## Start

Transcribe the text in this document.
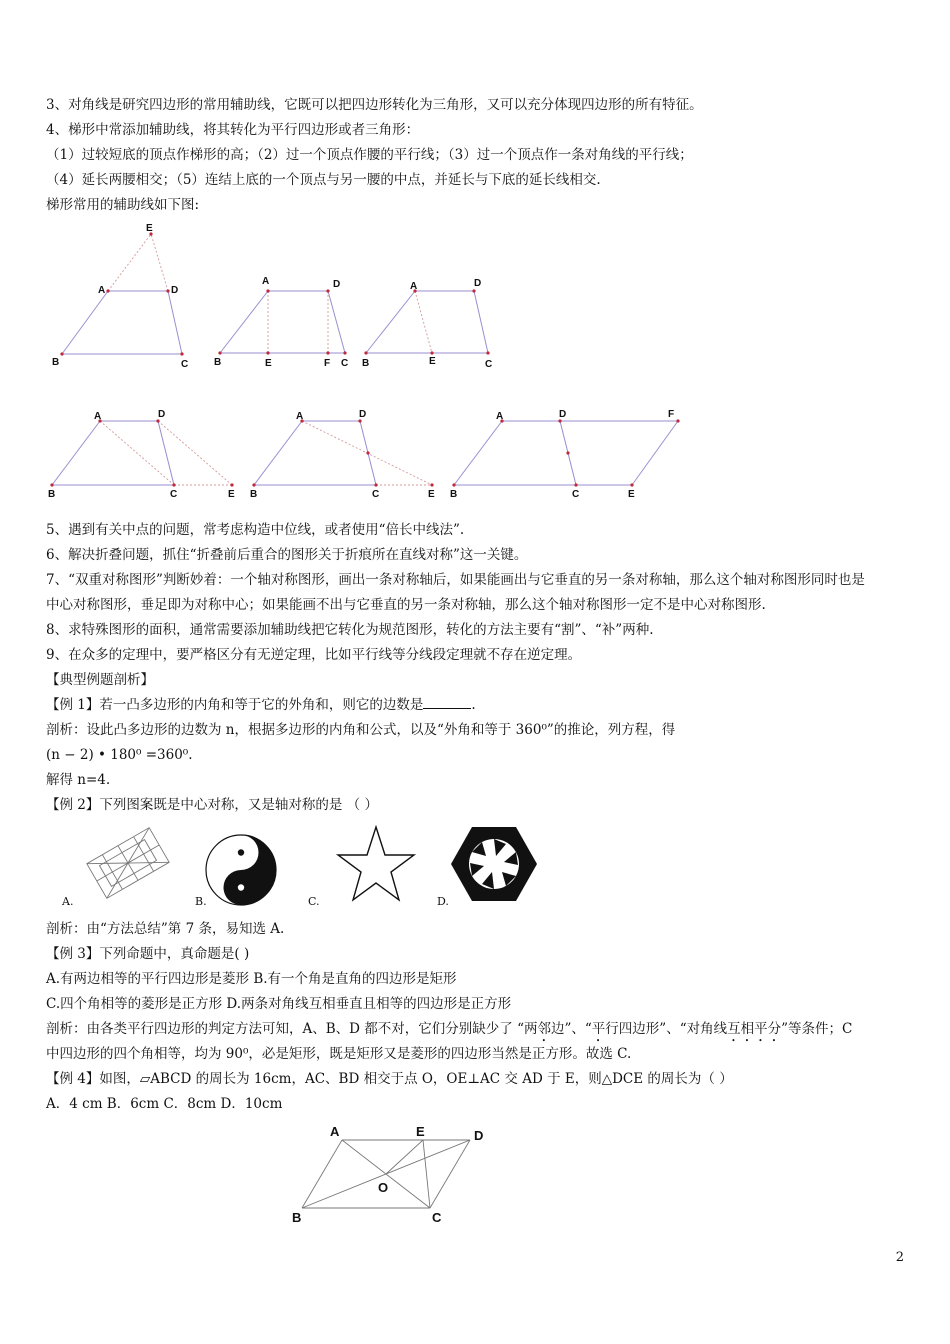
3、对角线是研究四边形的常用辅助线，它既可以把四边形转化为三角形，又可以充分体现四边形的所有特征。
4、梯形中常添加辅助线，将其转化为平行四边形或者三角形：
（1）过较短底的顶点作梯形的高；（2）过一个顶点作腰的平行线；（3）过一个顶点作一条对角线的平行线；
（4）延长两腰相交；（5）连结上底的一个顶点与另一腰的中点，并延长与下底的延长线相交.
梯形常用的辅助线如下图:
E
A	D
B	C
A	D
B	E	F C
A	D
B	E	C
A	D
B	C	E
A	D
B	C	E
A	D	F
B	C	E
5、遇到有关中点的问题，常考虑构造中位线，或者使用“倍长中线法”.
6、解决折叠问题，抓住“折叠前后重合的图形关于折痕所在直线对称”这一关键。
7、“双重对称图形”判断妙着：一个轴对称图形，画出一条对称轴后，如果能画出与它垂直的另一条对称轴，那么这个轴对称图形同时也是
中心对称图形，垂足即为对称中心；如果能画不出与它垂直的另一条对称轴，那么这个轴对称图形一定不是中心对称图形.
8、求特殊图形的面积，通常需要添加辅助线把它转化为规范图形，转化的方法主要有“割”、“补”两种.
9、在众多的定理中，要严格区分有无逆定理，比如平行线等分线段定理就不存在逆定理。
【典型例题剖析】
【例 1】若一凸多边形的内角和等于它的外角和，则它的边数是	.
剖析：设此凸多边形的边数为 n，根据多边形的内角和公式，以及“外角和等于 360⁰”的推论，列方程，得
(n − 2) • 180⁰ =360⁰.
解得 n=4.
【例 2】下列图案既是中心对称，又是轴对称的是 （ ）
A.	B.	C.	D.
剖析：由“方法总结”第 7 条，易知选 A.
【例 3】下列命题中，真命题是( )
A.有两边相等的平行四边形是菱形 B.有一个角是直角的四边形是矩形
C.四个角相等的菱形是正方形 D.两条对角线互相垂直且相等的四边形是正方形
剖析：由各类平行四边形的判定方法可知，A、B、D 都不对，它们分别缺少了 “两邻边”、“平行四边形”、“对角线互相平分”等条件；C
中四边形的四个角相等，均为 90⁰，必是矩形，既是矩形又是菱形的四边形当然是正方形。故选 C.
【例 4】如图，▱ABCD 的周长为 16cm，AC、BD 相交于点 O，OE⊥AC 交 AD 于 E，则△DCE 的周长为（ ）
A．4 cm B．6cm C．8cm D．10cm
A	E	D
O
B	C
2
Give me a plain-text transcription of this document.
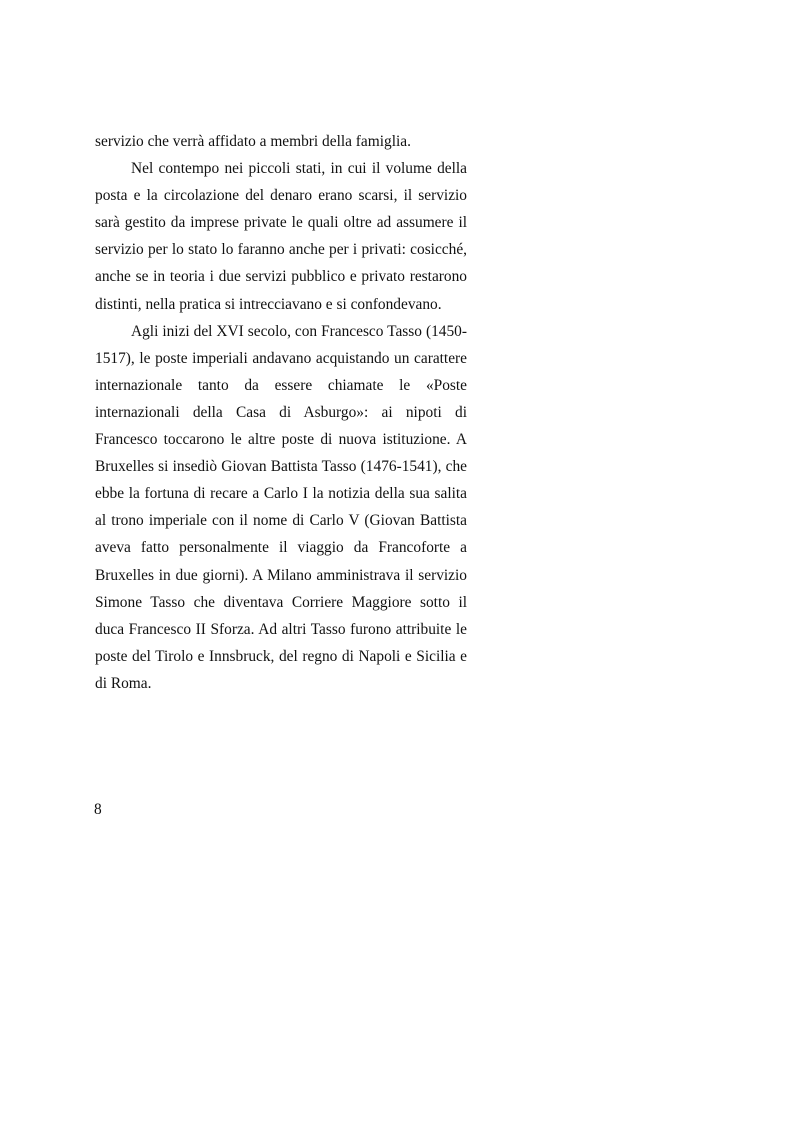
servizio che verrà affidato a membri della famiglia.

Nel contempo nei piccoli stati, in cui il volume della posta e la circolazione del denaro erano scarsi, il servizio sarà gestito da imprese private le quali oltre ad assumere il servizio per lo stato lo faranno anche per i privati: cosicché, anche se in teoria i due servizi pubblico e privato restarono distinti, nella pratica si intrecciavano e si confondevano.

Agli inizi del XVI secolo, con Francesco Tasso (1450-1517), le poste imperiali andavano acquistando un carattere internazionale tanto da essere chiamate le «Poste internazionali della Casa di Asburgo»: ai nipoti di Francesco toccarono le altre poste di nuova istituzione. A Bruxelles si insediò Giovan Battista Tasso (1476-1541), che ebbe la fortuna di recare a Carlo I la notizia della sua salita al trono imperiale con il nome di Carlo V (Giovan Battista aveva fatto personalmente il viaggio da Francoforte a Bruxelles in due giorni). A Milano amministrava il servizio Simone Tasso che diventava Corriere Maggiore sotto il duca Francesco II Sforza. Ad altri Tasso furono attribuite le poste del Tirolo e Innsbruck, del regno di Napoli e Sicilia e di Roma.

8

## End

Count how many lines include the string "document". Nothing but the number is needed.

2